• **Directive**: Rewrite the listing from its first line through the line containing "- series-number-label: серия, номер", swapping every "snils-digit-box" for "snils-input-box" and leaving everything else unchanged.

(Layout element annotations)
^^^^

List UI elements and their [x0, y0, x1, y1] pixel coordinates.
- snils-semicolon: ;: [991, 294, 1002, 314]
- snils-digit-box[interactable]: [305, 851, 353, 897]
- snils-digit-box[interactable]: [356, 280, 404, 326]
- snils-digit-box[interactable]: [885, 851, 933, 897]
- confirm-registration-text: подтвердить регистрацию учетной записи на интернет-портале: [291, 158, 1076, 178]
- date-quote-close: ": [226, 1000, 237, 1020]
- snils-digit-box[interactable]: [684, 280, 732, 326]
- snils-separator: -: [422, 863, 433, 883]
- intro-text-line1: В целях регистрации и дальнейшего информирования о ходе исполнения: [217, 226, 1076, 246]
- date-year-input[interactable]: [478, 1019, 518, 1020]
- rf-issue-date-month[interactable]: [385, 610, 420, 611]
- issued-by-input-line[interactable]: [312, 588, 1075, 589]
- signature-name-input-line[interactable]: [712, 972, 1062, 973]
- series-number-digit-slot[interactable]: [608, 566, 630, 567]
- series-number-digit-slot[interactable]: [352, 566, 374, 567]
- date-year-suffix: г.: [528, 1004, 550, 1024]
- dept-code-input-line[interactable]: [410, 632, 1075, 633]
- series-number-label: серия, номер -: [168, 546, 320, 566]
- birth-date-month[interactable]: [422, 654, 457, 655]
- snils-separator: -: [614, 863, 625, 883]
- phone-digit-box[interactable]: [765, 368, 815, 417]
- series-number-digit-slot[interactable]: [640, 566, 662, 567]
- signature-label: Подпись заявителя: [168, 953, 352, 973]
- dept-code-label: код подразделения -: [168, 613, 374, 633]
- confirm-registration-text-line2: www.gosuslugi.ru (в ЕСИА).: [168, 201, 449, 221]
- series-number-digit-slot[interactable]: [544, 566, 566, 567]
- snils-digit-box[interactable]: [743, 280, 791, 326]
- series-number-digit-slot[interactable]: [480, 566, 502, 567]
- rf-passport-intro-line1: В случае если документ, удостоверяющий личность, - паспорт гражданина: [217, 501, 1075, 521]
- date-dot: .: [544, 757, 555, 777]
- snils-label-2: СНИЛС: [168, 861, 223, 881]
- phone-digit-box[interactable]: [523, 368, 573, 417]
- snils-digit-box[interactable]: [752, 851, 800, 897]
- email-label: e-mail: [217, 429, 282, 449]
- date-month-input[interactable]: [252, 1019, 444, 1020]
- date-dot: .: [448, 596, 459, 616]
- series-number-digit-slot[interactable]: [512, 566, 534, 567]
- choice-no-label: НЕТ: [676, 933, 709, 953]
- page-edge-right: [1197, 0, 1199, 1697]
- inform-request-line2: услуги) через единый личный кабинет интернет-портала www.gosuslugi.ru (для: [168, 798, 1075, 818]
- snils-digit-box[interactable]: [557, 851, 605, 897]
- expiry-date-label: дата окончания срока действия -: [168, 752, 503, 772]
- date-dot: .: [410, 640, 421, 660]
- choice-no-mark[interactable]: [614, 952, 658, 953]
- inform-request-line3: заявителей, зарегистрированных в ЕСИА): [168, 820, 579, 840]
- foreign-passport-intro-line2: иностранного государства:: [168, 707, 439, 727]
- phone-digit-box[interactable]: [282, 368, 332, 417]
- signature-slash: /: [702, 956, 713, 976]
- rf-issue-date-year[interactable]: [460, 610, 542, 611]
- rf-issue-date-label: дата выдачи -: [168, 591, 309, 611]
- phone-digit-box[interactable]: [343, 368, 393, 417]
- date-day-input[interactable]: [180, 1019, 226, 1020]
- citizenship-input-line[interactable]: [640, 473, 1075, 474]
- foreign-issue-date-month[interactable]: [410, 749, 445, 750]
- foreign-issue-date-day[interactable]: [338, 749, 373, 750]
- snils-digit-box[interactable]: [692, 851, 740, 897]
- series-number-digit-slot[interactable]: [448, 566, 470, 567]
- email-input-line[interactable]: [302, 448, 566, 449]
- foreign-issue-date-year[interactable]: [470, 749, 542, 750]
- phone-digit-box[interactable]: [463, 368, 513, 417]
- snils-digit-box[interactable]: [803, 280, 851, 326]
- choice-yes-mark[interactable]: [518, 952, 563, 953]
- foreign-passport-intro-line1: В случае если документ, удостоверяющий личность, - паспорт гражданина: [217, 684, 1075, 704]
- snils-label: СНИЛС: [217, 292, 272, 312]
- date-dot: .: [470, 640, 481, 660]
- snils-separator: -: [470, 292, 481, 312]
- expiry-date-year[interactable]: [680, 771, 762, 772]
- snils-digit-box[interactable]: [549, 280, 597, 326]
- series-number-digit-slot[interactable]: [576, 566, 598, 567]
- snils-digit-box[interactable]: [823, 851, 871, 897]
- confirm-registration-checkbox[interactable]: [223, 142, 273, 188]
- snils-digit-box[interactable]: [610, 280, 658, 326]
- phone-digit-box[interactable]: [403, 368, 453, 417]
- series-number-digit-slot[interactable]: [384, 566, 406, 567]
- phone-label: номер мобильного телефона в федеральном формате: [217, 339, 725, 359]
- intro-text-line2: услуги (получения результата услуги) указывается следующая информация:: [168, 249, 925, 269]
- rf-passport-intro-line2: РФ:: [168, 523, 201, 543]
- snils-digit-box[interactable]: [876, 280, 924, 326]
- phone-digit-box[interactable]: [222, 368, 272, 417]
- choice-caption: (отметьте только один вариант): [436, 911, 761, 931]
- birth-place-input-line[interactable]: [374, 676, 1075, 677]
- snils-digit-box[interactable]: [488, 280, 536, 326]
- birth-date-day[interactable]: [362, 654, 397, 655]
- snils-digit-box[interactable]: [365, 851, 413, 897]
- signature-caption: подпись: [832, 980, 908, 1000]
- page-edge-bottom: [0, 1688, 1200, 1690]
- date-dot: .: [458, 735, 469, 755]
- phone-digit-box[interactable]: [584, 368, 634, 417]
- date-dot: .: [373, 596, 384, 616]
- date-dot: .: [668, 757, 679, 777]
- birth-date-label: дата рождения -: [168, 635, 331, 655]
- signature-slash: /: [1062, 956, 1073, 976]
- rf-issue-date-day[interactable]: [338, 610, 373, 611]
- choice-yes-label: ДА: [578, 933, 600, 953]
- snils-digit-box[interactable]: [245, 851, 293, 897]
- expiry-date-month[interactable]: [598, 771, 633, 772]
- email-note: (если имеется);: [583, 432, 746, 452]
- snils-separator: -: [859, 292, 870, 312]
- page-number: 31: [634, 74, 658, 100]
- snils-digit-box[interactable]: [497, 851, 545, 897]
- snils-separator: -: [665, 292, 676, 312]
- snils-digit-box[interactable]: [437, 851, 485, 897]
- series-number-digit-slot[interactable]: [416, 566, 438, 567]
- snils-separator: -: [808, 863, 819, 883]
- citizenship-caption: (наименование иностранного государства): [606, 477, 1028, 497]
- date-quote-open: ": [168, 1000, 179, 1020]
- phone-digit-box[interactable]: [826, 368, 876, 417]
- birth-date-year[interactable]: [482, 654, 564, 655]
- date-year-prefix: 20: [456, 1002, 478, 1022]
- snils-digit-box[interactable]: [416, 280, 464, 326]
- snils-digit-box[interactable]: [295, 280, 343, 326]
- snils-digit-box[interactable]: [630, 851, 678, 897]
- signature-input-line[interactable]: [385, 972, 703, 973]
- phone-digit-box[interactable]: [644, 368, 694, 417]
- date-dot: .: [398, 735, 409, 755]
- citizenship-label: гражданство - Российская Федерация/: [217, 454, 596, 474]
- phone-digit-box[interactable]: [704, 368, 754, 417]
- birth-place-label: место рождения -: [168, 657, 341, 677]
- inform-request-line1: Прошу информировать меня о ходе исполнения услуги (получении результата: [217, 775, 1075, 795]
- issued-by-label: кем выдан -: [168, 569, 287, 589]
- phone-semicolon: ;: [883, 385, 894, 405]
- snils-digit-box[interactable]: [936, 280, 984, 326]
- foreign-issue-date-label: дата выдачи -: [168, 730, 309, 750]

^^^^

• **Response to this task**:
List UI elements and their [x0, y0, x1, y1] pixel coordinates.
- snils-semicolon: ;: [991, 294, 1002, 314]
- snils-input-box[interactable]: [305, 851, 353, 897]
- snils-input-box[interactable]: [356, 280, 404, 326]
- snils-input-box[interactable]: [885, 851, 933, 897]
- confirm-registration-text: подтвердить регистрацию учетной записи на интернет-портале: [291, 158, 1076, 178]
- date-quote-close: ": [226, 1000, 237, 1020]
- snils-input-box[interactable]: [684, 280, 732, 326]
- snils-separator: -: [422, 863, 433, 883]
- intro-text-line1: В целях регистрации и дальнейшего информирования о ходе исполнения: [217, 226, 1076, 246]
- date-year-input[interactable]: [478, 1019, 518, 1020]
- rf-issue-date-month[interactable]: [385, 610, 420, 611]
- issued-by-input-line[interactable]: [312, 588, 1075, 589]
- signature-name-input-line[interactable]: [712, 972, 1062, 973]
- series-number-digit-slot[interactable]: [608, 566, 630, 567]
- series-number-digit-slot[interactable]: [352, 566, 374, 567]
- date-year-suffix: г.: [528, 1004, 550, 1024]
- dept-code-input-line[interactable]: [410, 632, 1075, 633]
- series-number-label: серия, номер -: [168, 546, 320, 566]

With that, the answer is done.